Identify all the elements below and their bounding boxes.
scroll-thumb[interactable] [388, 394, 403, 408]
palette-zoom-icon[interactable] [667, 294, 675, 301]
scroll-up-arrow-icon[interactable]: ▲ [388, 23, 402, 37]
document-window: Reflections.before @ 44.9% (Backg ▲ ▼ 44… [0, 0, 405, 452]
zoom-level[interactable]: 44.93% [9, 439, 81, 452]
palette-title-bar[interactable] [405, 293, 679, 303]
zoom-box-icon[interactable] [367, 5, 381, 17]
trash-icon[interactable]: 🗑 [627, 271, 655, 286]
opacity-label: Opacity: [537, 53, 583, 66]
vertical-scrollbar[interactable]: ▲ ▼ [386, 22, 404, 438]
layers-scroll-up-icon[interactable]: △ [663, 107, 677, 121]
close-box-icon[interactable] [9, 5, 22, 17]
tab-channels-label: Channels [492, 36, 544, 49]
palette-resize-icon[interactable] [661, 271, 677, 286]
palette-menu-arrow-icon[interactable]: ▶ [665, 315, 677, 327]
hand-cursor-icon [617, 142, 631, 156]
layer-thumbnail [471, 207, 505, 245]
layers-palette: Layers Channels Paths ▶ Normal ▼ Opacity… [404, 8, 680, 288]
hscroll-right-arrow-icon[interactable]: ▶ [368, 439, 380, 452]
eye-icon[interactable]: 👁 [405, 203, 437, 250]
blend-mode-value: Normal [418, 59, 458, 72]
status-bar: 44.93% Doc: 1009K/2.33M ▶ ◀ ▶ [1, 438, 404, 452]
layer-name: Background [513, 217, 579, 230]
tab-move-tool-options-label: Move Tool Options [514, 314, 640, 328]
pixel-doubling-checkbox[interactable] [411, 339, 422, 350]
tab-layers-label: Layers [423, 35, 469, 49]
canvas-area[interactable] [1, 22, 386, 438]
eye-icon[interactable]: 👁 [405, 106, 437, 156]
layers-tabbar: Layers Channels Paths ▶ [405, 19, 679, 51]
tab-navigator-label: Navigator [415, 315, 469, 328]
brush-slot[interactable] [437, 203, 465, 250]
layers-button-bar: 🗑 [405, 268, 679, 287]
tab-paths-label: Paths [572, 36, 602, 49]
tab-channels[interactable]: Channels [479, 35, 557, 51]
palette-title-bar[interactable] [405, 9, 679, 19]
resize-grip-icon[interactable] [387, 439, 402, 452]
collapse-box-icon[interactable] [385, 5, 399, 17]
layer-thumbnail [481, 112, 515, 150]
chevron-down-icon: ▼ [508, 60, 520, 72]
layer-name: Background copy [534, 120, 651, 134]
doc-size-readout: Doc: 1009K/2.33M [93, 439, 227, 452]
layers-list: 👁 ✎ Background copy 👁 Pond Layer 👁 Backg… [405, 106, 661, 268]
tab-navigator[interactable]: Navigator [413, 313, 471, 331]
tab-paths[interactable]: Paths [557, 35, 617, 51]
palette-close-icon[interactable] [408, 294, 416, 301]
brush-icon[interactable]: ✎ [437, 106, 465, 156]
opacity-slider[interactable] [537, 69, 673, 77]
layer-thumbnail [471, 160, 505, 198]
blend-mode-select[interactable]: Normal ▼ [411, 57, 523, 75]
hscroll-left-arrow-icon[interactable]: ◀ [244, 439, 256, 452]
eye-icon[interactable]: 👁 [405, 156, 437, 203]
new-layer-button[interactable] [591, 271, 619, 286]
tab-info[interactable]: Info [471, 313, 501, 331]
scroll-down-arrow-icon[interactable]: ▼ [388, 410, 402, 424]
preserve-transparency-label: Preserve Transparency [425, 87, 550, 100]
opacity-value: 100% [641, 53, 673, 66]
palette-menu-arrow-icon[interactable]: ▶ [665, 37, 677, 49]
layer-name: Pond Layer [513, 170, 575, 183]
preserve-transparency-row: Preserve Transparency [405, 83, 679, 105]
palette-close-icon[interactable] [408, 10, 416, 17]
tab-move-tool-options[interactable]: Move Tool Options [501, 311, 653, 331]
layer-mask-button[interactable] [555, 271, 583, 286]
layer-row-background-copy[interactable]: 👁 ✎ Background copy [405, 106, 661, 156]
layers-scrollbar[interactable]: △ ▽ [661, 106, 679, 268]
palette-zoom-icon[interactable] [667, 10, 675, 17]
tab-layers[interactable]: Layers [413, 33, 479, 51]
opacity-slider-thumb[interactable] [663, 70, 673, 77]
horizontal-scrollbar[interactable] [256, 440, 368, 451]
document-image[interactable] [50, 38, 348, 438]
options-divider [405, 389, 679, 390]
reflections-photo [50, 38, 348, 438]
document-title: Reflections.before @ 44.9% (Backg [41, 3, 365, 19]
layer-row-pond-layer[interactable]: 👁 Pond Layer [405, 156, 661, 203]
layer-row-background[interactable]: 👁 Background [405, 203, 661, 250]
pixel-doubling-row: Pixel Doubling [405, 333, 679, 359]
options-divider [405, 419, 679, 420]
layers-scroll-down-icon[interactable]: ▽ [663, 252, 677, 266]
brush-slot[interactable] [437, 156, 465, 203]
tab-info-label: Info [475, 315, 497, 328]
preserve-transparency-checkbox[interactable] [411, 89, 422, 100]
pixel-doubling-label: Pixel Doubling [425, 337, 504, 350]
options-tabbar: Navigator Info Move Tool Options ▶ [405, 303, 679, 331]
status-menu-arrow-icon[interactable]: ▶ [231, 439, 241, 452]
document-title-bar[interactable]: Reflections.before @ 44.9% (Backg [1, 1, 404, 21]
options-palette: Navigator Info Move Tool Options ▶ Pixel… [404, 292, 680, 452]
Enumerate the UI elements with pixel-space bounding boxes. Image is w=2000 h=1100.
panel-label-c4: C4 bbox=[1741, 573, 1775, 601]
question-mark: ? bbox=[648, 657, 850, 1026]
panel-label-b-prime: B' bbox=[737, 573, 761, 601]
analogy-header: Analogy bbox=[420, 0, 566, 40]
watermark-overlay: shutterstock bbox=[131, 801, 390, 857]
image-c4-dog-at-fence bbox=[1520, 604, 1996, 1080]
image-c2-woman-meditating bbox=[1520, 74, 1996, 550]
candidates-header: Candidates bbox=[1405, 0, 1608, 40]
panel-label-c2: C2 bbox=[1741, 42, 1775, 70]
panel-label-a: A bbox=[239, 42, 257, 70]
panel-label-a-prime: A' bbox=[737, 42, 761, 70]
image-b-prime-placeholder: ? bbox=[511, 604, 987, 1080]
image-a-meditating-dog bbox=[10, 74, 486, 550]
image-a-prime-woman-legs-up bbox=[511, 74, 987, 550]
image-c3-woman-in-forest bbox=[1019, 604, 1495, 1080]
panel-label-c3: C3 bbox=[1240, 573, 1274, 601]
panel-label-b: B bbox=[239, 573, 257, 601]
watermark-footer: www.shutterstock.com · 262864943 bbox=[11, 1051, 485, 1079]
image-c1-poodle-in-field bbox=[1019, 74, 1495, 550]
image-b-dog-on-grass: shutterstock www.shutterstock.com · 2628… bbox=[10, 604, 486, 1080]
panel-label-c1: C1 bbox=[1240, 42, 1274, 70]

_ _ _

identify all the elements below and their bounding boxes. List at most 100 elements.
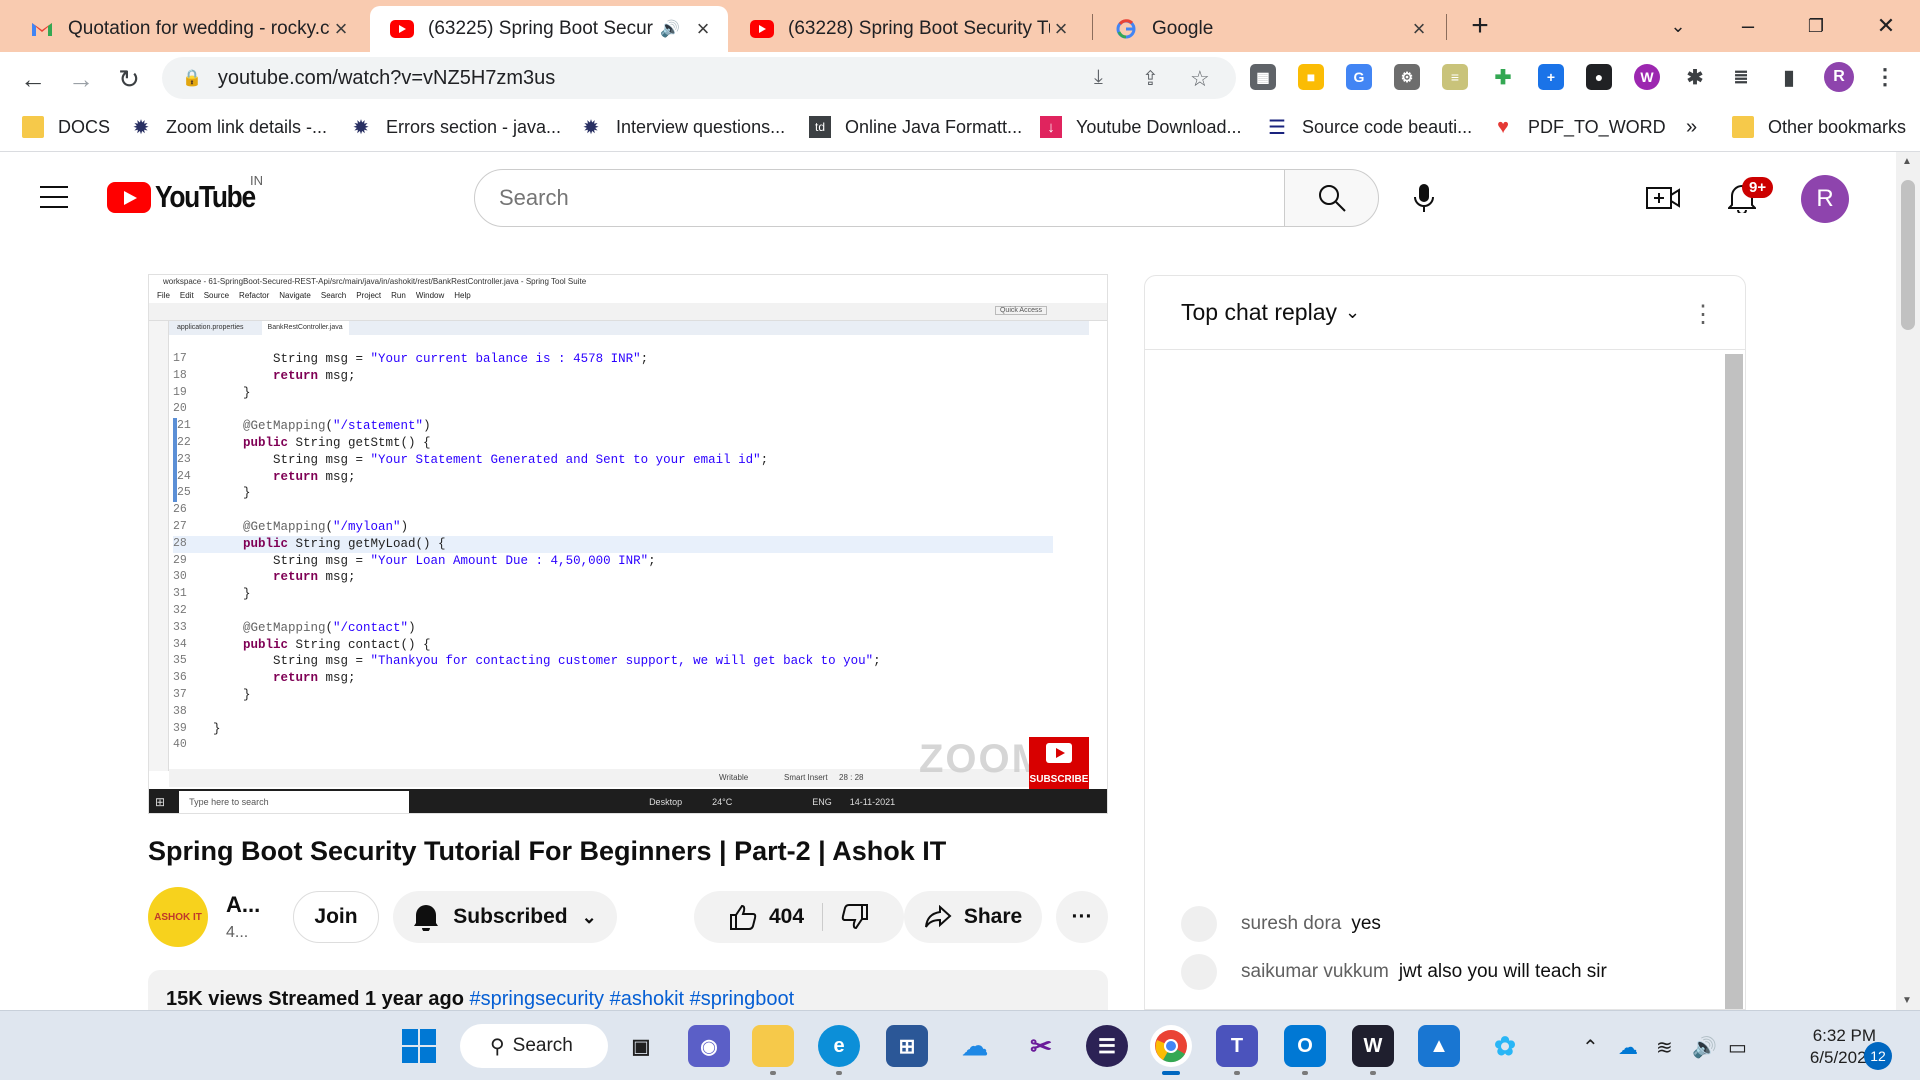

_ _ _

Reproduce the lines of the records between the line holding "Enumerate the UI" and the line holding "watermark-footer: www.shutterstock.com ·", inclusive, renaming "panel-label" to "panel-caption" wherever it occurs and leaving everything else unchanged.

Enumerate the UI elements with pixel-space bounding boxes. Image is w=2000 h=1100.
panel-caption-c4: C4 bbox=[1741, 573, 1775, 601]
question-mark: ? bbox=[648, 657, 850, 1026]
panel-caption-b-prime: B' bbox=[737, 573, 761, 601]
analogy-header: Analogy bbox=[420, 0, 566, 40]
watermark-overlay: shutterstock bbox=[131, 801, 390, 857]
image-c4-dog-at-fence bbox=[1520, 604, 1996, 1080]
image-c2-woman-meditating bbox=[1520, 74, 1996, 550]
candidates-header: Candidates bbox=[1405, 0, 1608, 40]
panel-caption-c2: C2 bbox=[1741, 42, 1775, 70]
panel-caption-a: A bbox=[239, 42, 257, 70]
panel-caption-a-prime: A' bbox=[737, 42, 761, 70]
image-b-prime-placeholder: ? bbox=[511, 604, 987, 1080]
image-a-meditating-dog bbox=[10, 74, 486, 550]
image-a-prime-woman-legs-up bbox=[511, 74, 987, 550]
image-c3-woman-in-forest bbox=[1019, 604, 1495, 1080]
panel-caption-c3: C3 bbox=[1240, 573, 1274, 601]
panel-caption-b: B bbox=[239, 573, 257, 601]
watermark-footer: www.shutterstock.com · 262864943 bbox=[11, 1051, 485, 1079]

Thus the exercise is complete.